[Data entries for graphics]
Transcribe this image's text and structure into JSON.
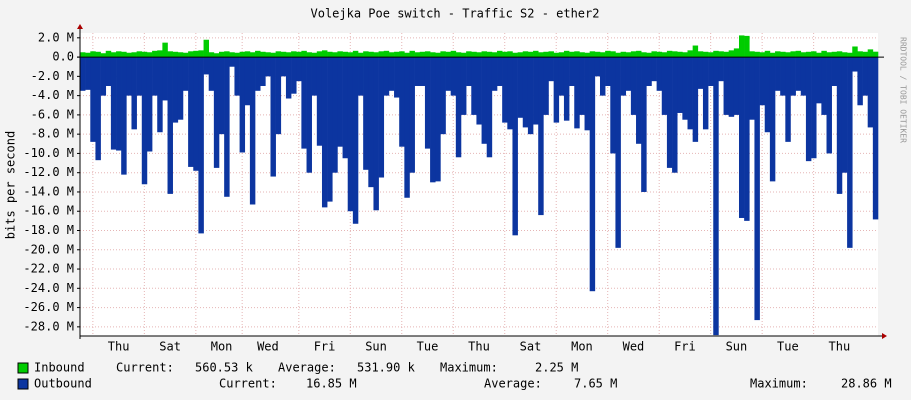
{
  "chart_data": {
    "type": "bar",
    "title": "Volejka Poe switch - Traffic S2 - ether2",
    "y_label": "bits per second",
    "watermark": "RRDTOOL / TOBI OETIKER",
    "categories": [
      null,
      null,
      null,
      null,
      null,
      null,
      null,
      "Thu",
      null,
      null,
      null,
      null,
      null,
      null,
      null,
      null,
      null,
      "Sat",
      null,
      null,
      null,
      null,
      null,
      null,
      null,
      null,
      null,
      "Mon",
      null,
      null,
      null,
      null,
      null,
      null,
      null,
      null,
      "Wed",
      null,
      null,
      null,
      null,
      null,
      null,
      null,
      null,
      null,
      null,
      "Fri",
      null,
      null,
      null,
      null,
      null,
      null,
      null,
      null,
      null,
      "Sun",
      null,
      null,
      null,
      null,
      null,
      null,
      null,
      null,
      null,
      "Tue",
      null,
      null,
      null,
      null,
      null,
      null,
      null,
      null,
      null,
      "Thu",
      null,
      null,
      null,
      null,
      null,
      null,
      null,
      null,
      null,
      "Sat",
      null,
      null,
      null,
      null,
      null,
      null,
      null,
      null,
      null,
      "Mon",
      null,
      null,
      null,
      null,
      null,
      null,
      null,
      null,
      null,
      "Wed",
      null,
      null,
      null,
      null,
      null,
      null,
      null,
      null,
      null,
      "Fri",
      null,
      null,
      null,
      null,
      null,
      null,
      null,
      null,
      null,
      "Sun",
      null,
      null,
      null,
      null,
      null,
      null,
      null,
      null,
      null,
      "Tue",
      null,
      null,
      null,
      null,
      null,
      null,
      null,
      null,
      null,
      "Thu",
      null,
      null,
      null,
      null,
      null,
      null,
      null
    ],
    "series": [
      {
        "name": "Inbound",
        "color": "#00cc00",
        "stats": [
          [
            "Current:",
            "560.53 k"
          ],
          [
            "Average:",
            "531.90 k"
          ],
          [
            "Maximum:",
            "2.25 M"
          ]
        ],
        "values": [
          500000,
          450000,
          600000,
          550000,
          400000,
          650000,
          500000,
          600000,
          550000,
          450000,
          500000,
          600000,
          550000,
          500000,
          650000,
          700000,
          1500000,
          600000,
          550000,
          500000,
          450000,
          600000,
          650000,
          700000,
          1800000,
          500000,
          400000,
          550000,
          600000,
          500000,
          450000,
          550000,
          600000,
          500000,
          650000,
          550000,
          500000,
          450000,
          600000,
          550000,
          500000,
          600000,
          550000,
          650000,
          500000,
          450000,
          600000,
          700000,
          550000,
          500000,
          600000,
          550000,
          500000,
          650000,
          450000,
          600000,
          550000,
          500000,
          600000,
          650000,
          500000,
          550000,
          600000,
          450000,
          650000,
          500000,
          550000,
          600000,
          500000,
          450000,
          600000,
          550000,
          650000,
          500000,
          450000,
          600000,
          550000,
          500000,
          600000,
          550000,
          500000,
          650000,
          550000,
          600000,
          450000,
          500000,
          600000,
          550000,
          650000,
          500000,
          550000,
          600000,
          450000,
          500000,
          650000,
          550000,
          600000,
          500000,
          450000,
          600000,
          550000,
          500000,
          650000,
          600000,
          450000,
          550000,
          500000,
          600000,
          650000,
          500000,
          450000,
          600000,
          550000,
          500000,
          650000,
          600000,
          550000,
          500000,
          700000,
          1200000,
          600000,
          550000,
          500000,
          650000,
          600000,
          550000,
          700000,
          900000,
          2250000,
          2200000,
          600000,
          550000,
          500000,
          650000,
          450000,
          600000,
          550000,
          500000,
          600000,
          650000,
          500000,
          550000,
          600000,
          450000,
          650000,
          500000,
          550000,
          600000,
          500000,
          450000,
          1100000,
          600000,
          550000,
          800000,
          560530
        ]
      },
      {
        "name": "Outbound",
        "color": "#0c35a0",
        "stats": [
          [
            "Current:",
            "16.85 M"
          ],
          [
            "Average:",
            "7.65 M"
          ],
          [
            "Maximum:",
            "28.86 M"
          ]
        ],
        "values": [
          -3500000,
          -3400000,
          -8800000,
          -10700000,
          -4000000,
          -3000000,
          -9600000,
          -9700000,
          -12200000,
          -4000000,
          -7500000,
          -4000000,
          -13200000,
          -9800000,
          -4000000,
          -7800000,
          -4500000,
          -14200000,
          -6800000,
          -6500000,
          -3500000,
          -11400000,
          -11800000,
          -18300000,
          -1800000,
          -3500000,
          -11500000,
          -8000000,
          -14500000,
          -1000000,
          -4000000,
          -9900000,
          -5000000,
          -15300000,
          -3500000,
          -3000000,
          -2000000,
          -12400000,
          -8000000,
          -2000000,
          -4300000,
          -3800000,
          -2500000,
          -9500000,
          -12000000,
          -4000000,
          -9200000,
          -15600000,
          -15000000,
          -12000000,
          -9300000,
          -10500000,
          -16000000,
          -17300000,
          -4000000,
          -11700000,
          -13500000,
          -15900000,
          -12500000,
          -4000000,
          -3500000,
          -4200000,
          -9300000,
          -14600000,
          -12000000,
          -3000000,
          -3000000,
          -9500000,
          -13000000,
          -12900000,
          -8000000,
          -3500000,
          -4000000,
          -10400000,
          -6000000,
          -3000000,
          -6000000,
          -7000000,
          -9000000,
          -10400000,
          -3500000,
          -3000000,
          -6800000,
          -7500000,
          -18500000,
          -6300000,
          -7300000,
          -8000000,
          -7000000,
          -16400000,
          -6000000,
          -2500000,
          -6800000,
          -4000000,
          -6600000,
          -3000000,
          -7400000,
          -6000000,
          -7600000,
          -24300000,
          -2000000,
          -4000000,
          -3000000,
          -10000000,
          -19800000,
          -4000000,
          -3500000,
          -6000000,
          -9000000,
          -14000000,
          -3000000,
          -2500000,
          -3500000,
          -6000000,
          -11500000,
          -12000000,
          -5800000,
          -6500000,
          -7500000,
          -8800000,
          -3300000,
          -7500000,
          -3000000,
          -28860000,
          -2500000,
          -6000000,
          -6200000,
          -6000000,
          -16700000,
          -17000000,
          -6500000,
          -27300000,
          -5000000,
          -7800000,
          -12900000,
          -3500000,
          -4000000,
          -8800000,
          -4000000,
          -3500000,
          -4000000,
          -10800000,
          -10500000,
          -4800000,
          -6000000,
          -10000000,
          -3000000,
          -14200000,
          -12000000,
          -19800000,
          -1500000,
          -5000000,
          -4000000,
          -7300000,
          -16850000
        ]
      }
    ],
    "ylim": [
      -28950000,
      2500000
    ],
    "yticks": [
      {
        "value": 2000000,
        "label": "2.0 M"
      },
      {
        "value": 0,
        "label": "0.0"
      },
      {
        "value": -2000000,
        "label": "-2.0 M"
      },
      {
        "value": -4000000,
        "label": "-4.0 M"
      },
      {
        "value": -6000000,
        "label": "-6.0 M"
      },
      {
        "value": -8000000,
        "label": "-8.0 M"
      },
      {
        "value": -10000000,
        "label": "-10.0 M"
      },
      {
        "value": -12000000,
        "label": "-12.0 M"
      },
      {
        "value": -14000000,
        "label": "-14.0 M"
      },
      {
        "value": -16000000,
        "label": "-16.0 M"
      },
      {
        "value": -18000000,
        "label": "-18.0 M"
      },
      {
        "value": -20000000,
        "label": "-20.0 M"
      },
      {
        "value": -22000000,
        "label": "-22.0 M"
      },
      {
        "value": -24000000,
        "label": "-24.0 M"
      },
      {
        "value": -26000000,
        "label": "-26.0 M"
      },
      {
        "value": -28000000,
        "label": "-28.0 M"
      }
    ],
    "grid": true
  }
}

## SET PROBLEM
Copy out all of the material exactly as written, without its pictures.

## FULL SOLUTION
Transcribe this image's text and structure into JSON.
{
  "chart_data": {
    "type": "bar",
    "title": "Volejka Poe switch - Traffic S2 - ether2",
    "y_label": "bits per second",
    "watermark": "RRDTOOL / TOBI OETIKER",
    "categories": [
      null,
      null,
      null,
      null,
      null,
      null,
      null,
      "Thu",
      null,
      null,
      null,
      null,
      null,
      null,
      null,
      null,
      null,
      "Sat",
      null,
      null,
      null,
      null,
      null,
      null,
      null,
      null,
      null,
      "Mon",
      null,
      null,
      null,
      null,
      null,
      null,
      null,
      null,
      "Wed",
      null,
      null,
      null,
      null,
      null,
      null,
      null,
      null,
      null,
      null,
      "Fri",
      null,
      null,
      null,
      null,
      null,
      null,
      null,
      null,
      null,
      "Sun",
      null,
      null,
      null,
      null,
      null,
      null,
      null,
      null,
      null,
      "Tue",
      null,
      null,
      null,
      null,
      null,
      null,
      null,
      null,
      null,
      "Thu",
      null,
      null,
      null,
      null,
      null,
      null,
      null,
      null,
      null,
      "Sat",
      null,
      null,
      null,
      null,
      null,
      null,
      null,
      null,
      null,
      "Mon",
      null,
      null,
      null,
      null,
      null,
      null,
      null,
      null,
      null,
      "Wed",
      null,
      null,
      null,
      null,
      null,
      null,
      null,
      null,
      null,
      "Fri",
      null,
      null,
      null,
      null,
      null,
      null,
      null,
      null,
      null,
      "Sun",
      null,
      null,
      null,
      null,
      null,
      null,
      null,
      null,
      null,
      "Tue",
      null,
      null,
      null,
      null,
      null,
      null,
      null,
      null,
      null,
      "Thu",
      null,
      null,
      null,
      null,
      null,
      null,
      null
    ],
    "series": [
      {
        "name": "Inbound",
        "color": "#00cc00",
        "stats": [
          [
            "Current:",
            "560.53 k"
          ],
          [
            "Average:",
            "531.90 k"
          ],
          [
            "Maximum:",
            "2.25 M"
          ]
        ],
        "values": [
          500000,
          450000,
          600000,
          550000,
          400000,
          650000,
          500000,
          600000,
          550000,
          450000,
          500000,
          600000,
          550000,
          500000,
          650000,
          700000,
          1500000,
          600000,
          550000,
          500000,
          450000,
          600000,
          650000,
          700000,
          1800000,
          500000,
          400000,
          550000,
          600000,
          500000,
          450000,
          550000,
          600000,
          500000,
          650000,
          550000,
          500000,
          450000,
          600000,
          550000,
          500000,
          600000,
          550000,
          650000,
          500000,
          450000,
          600000,
          700000,
          550000,
          500000,
          600000,
          550000,
          500000,
          650000,
          450000,
          600000,
          550000,
          500000,
          600000,
          650000,
          500000,
          550000,
          600000,
          450000,
          650000,
          500000,
          550000,
          600000,
          500000,
          450000,
          600000,
          550000,
          650000,
          500000,
          450000,
          600000,
          550000,
          500000,
          600000,
          550000,
          500000,
          650000,
          550000,
          600000,
          450000,
          500000,
          600000,
          550000,
          650000,
          500000,
          550000,
          600000,
          450000,
          500000,
          650000,
          550000,
          600000,
          500000,
          450000,
          600000,
          550000,
          500000,
          650000,
          600000,
          450000,
          550000,
          500000,
          600000,
          650000,
          500000,
          450000,
          600000,
          550000,
          500000,
          650000,
          600000,
          550000,
          500000,
          700000,
          1200000,
          600000,
          550000,
          500000,
          650000,
          600000,
          550000,
          700000,
          900000,
          2250000,
          2200000,
          600000,
          550000,
          500000,
          650000,
          450000,
          600000,
          550000,
          500000,
          600000,
          650000,
          500000,
          550000,
          600000,
          450000,
          650000,
          500000,
          550000,
          600000,
          500000,
          450000,
          1100000,
          600000,
          550000,
          800000,
          560530
        ]
      },
      {
        "name": "Outbound",
        "color": "#0c35a0",
        "stats": [
          [
            "Current:",
            "16.85 M"
          ],
          [
            "Average:",
            "7.65 M"
          ],
          [
            "Maximum:",
            "28.86 M"
          ]
        ],
        "values": [
          -3500000,
          -3400000,
          -8800000,
          -10700000,
          -4000000,
          -3000000,
          -9600000,
          -9700000,
          -12200000,
          -4000000,
          -7500000,
          -4000000,
          -13200000,
          -9800000,
          -4000000,
          -7800000,
          -4500000,
          -14200000,
          -6800000,
          -6500000,
          -3500000,
          -11400000,
          -11800000,
          -18300000,
          -1800000,
          -3500000,
          -11500000,
          -8000000,
          -14500000,
          -1000000,
          -4000000,
          -9900000,
          -5000000,
          -15300000,
          -3500000,
          -3000000,
          -2000000,
          -12400000,
          -8000000,
          -2000000,
          -4300000,
          -3800000,
          -2500000,
          -9500000,
          -12000000,
          -4000000,
          -9200000,
          -15600000,
          -15000000,
          -12000000,
          -9300000,
          -10500000,
          -16000000,
          -17300000,
          -4000000,
          -11700000,
          -13500000,
          -15900000,
          -12500000,
          -4000000,
          -3500000,
          -4200000,
          -9300000,
          -14600000,
          -12000000,
          -3000000,
          -3000000,
          -9500000,
          -13000000,
          -12900000,
          -8000000,
          -3500000,
          -4000000,
          -10400000,
          -6000000,
          -3000000,
          -6000000,
          -7000000,
          -9000000,
          -10400000,
          -3500000,
          -3000000,
          -6800000,
          -7500000,
          -18500000,
          -6300000,
          -7300000,
          -8000000,
          -7000000,
          -16400000,
          -6000000,
          -2500000,
          -6800000,
          -4000000,
          -6600000,
          -3000000,
          -7400000,
          -6000000,
          -7600000,
          -24300000,
          -2000000,
          -4000000,
          -3000000,
          -10000000,
          -19800000,
          -4000000,
          -3500000,
          -6000000,
          -9000000,
          -14000000,
          -3000000,
          -2500000,
          -3500000,
          -6000000,
          -11500000,
          -12000000,
          -5800000,
          -6500000,
          -7500000,
          -8800000,
          -3300000,
          -7500000,
          -3000000,
          -28860000,
          -2500000,
          -6000000,
          -6200000,
          -6000000,
          -16700000,
          -17000000,
          -6500000,
          -27300000,
          -5000000,
          -7800000,
          -12900000,
          -3500000,
          -4000000,
          -8800000,
          -4000000,
          -3500000,
          -4000000,
          -10800000,
          -10500000,
          -4800000,
          -6000000,
          -10000000,
          -3000000,
          -14200000,
          -12000000,
          -19800000,
          -1500000,
          -5000000,
          -4000000,
          -7300000,
          -16850000
        ]
      }
    ],
    "ylim": [
      -28950000,
      2500000
    ],
    "yticks": [
      {
        "value": 2000000,
        "label": "2.0 M"
      },
      {
        "value": 0,
        "label": "0.0"
      },
      {
        "value": -2000000,
        "label": "-2.0 M"
      },
      {
        "value": -4000000,
        "label": "-4.0 M"
      },
      {
        "value": -6000000,
        "label": "-6.0 M"
      },
      {
        "value": -8000000,
        "label": "-8.0 M"
      },
      {
        "value": -10000000,
        "label": "-10.0 M"
      },
      {
        "value": -12000000,
        "label": "-12.0 M"
      },
      {
        "value": -14000000,
        "label": "-14.0 M"
      },
      {
        "value": -16000000,
        "label": "-16.0 M"
      },
      {
        "value": -18000000,
        "label": "-18.0 M"
      },
      {
        "value": -20000000,
        "label": "-20.0 M"
      },
      {
        "value": -22000000,
        "label": "-22.0 M"
      },
      {
        "value": -24000000,
        "label": "-24.0 M"
      },
      {
        "value": -26000000,
        "label": "-26.0 M"
      },
      {
        "value": -28000000,
        "label": "-28.0 M"
      }
    ],
    "grid": true
  }
}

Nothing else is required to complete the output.